[Raw records]
--- --- ---

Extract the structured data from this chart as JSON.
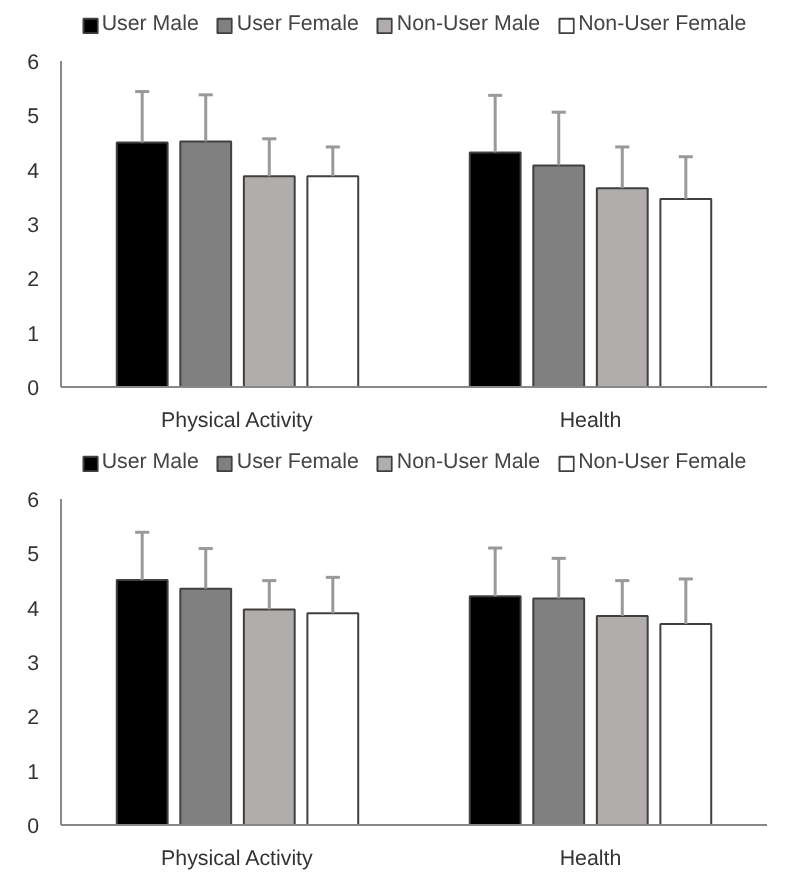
{
  "chart_data": [
    {
      "type": "bar",
      "categories": [
        "Physical Activity",
        "Health"
      ],
      "ylim": [
        0,
        6
      ],
      "yticks": [
        0,
        1,
        2,
        3,
        4,
        5,
        6
      ],
      "grid": false,
      "legend": "top",
      "series": [
        {
          "name": "User Male",
          "color": "#000000",
          "values": [
            4.5,
            4.32
          ],
          "errors": [
            [
              4.5,
              5.44
            ],
            [
              4.32,
              5.37
            ]
          ]
        },
        {
          "name": "User Female",
          "color": "#808080",
          "values": [
            4.52,
            4.08
          ],
          "errors": [
            [
              4.52,
              5.38
            ],
            [
              4.08,
              5.06
            ]
          ]
        },
        {
          "name": "Non-User Male",
          "color": "#b0adab",
          "values": [
            3.88,
            3.66
          ],
          "errors": [
            [
              3.88,
              4.57
            ],
            [
              3.66,
              4.42
            ]
          ]
        },
        {
          "name": "Non-User Female",
          "color": "#ffffff",
          "values": [
            3.88,
            3.46
          ],
          "errors": [
            [
              3.88,
              4.42
            ],
            [
              3.46,
              4.24
            ]
          ]
        }
      ]
    },
    {
      "type": "bar",
      "categories": [
        "Physical Activity",
        "Health"
      ],
      "ylim": [
        0,
        6
      ],
      "yticks": [
        0,
        1,
        2,
        3,
        4,
        5,
        6
      ],
      "grid": false,
      "legend": "top",
      "series": [
        {
          "name": "User Male",
          "color": "#000000",
          "values": [
            4.51,
            4.21
          ],
          "errors": [
            [
              4.51,
              5.39
            ],
            [
              4.21,
              5.1
            ]
          ]
        },
        {
          "name": "User Female",
          "color": "#808080",
          "values": [
            4.35,
            4.17
          ],
          "errors": [
            [
              4.35,
              5.09
            ],
            [
              4.17,
              4.91
            ]
          ]
        },
        {
          "name": "Non-User Male",
          "color": "#b0adab",
          "values": [
            3.97,
            3.85
          ],
          "errors": [
            [
              3.97,
              4.5
            ],
            [
              3.85,
              4.5
            ]
          ]
        },
        {
          "name": "Non-User Female",
          "color": "#ffffff",
          "values": [
            3.9,
            3.7
          ],
          "errors": [
            [
              3.9,
              4.56
            ],
            [
              3.7,
              4.53
            ]
          ]
        }
      ]
    }
  ]
}
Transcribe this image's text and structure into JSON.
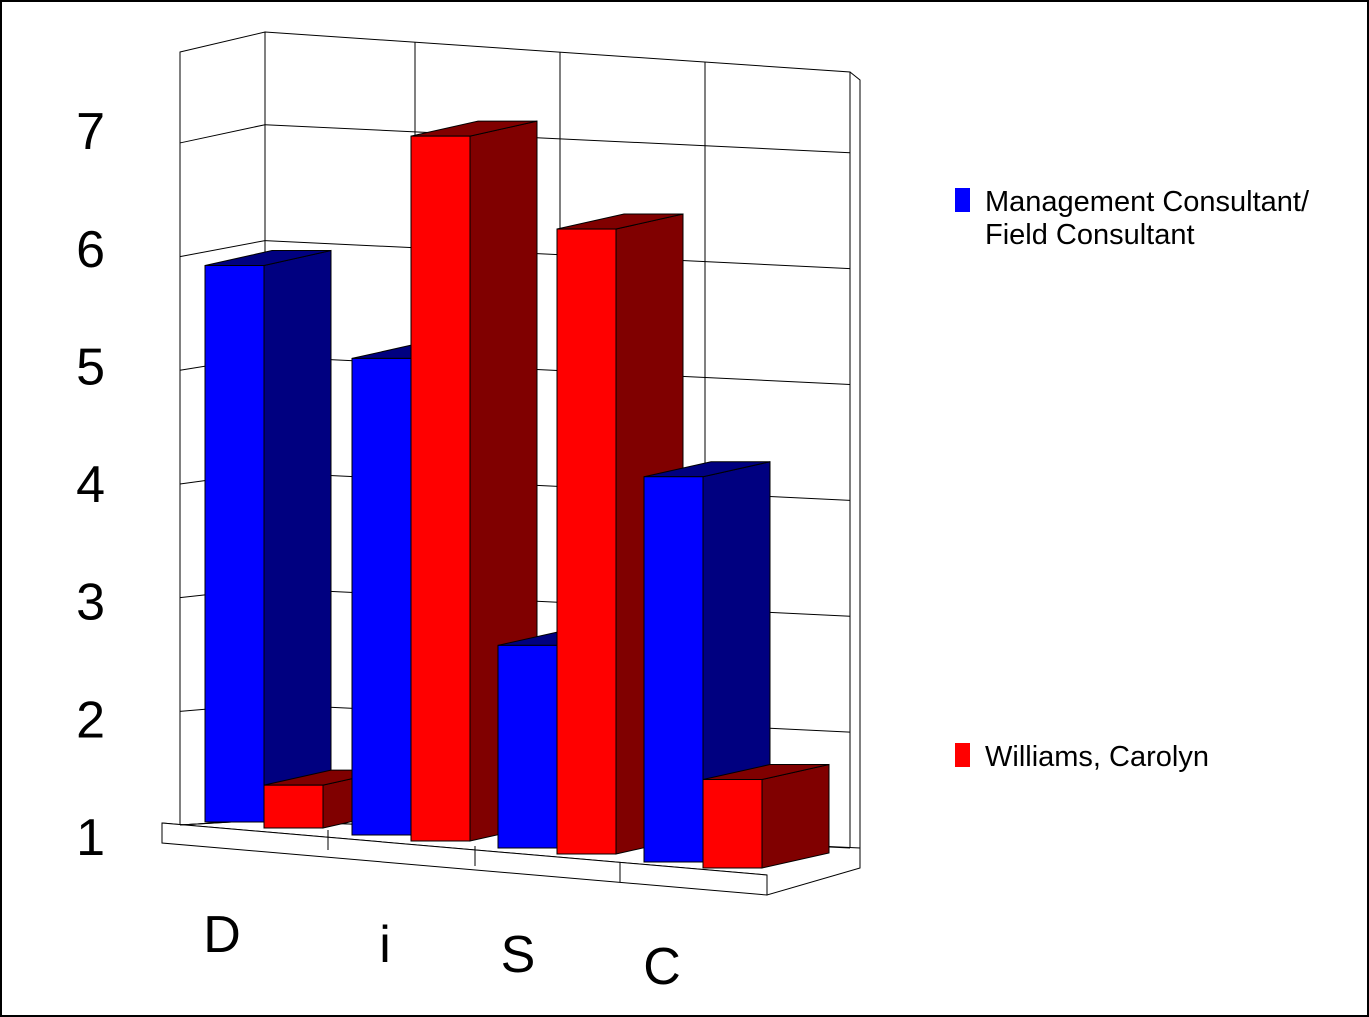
{
  "chart_data": {
    "type": "bar",
    "title": "",
    "xlabel": "",
    "ylabel": "",
    "categories": [
      "D",
      "i",
      "S",
      "C"
    ],
    "y_ticks": [
      "1",
      "2",
      "3",
      "4",
      "5",
      "6",
      "7"
    ],
    "ylim": [
      1,
      7.8
    ],
    "grid": true,
    "legend_position": "right",
    "series": [
      {
        "name": "Management Consultant/ Field Consultant",
        "values": [
          5.7,
          5.0,
          2.6,
          4.2
        ],
        "color": "#0000ff",
        "side_color": "#000080"
      },
      {
        "name": "Williams, Carolyn",
        "values": [
          1.2,
          7.0,
          6.3,
          1.6
        ],
        "color": "#ff0000",
        "side_color": "#800000"
      }
    ]
  }
}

--- --- ---

__EXERCISE__
Retype the entries word for word. Omit any images.

__OUTPUT__
Extract the structured data from this chart as JSON.
{
  "chart_data": [
    {
      "type": "bar",
      "categories": [
        "Physical Activity",
        "Health"
      ],
      "ylim": [
        0,
        6
      ],
      "yticks": [
        0,
        1,
        2,
        3,
        4,
        5,
        6
      ],
      "grid": false,
      "legend": "top",
      "series": [
        {
          "name": "User Male",
          "color": "#000000",
          "values": [
            4.5,
            4.32
          ],
          "errors": [
            [
              4.5,
              5.44
            ],
            [
              4.32,
              5.37
            ]
          ]
        },
        {
          "name": "User Female",
          "color": "#808080",
          "values": [
            4.52,
            4.08
          ],
          "errors": [
            [
              4.52,
              5.38
            ],
            [
              4.08,
              5.06
            ]
          ]
        },
        {
          "name": "Non-User Male",
          "color": "#b0adab",
          "values": [
            3.88,
            3.66
          ],
          "errors": [
            [
              3.88,
              4.57
            ],
            [
              3.66,
              4.42
            ]
          ]
        },
        {
          "name": "Non-User Female",
          "color": "#ffffff",
          "values": [
            3.88,
            3.46
          ],
          "errors": [
            [
              3.88,
              4.42
            ],
            [
              3.46,
              4.24
            ]
          ]
        }
      ]
    },
    {
      "type": "bar",
      "categories": [
        "Physical Activity",
        "Health"
      ],
      "ylim": [
        0,
        6
      ],
      "yticks": [
        0,
        1,
        2,
        3,
        4,
        5,
        6
      ],
      "grid": false,
      "legend": "top",
      "series": [
        {
          "name": "User Male",
          "color": "#000000",
          "values": [
            4.51,
            4.21
          ],
          "errors": [
            [
              4.51,
              5.39
            ],
            [
              4.21,
              5.1
            ]
          ]
        },
        {
          "name": "User Female",
          "color": "#808080",
          "values": [
            4.35,
            4.17
          ],
          "errors": [
            [
              4.35,
              5.09
            ],
            [
              4.17,
              4.91
            ]
          ]
        },
        {
          "name": "Non-User Male",
          "color": "#b0adab",
          "values": [
            3.97,
            3.85
          ],
          "errors": [
            [
              3.97,
              4.5
            ],
            [
              3.85,
              4.5
            ]
          ]
        },
        {
          "name": "Non-User Female",
          "color": "#ffffff",
          "values": [
            3.9,
            3.7
          ],
          "errors": [
            [
              3.9,
              4.56
            ],
            [
              3.7,
              4.53
            ]
          ]
        }
      ]
    }
  ]
}
Transcribe this image's text and structure into JSON.
{
  "chart_data": {
    "type": "bar",
    "title": "",
    "xlabel": "",
    "ylabel": "",
    "categories": [
      "D",
      "i",
      "S",
      "C"
    ],
    "y_ticks": [
      "1",
      "2",
      "3",
      "4",
      "5",
      "6",
      "7"
    ],
    "ylim": [
      1,
      7.8
    ],
    "grid": true,
    "legend_position": "right",
    "series": [
      {
        "name": "Management Consultant/ Field Consultant",
        "values": [
          5.7,
          5.0,
          2.6,
          4.2
        ],
        "color": "#0000ff",
        "side_color": "#000080"
      },
      {
        "name": "Williams, Carolyn",
        "values": [
          1.2,
          7.0,
          6.3,
          1.6
        ],
        "color": "#ff0000",
        "side_color": "#800000"
      }
    ]
  }
}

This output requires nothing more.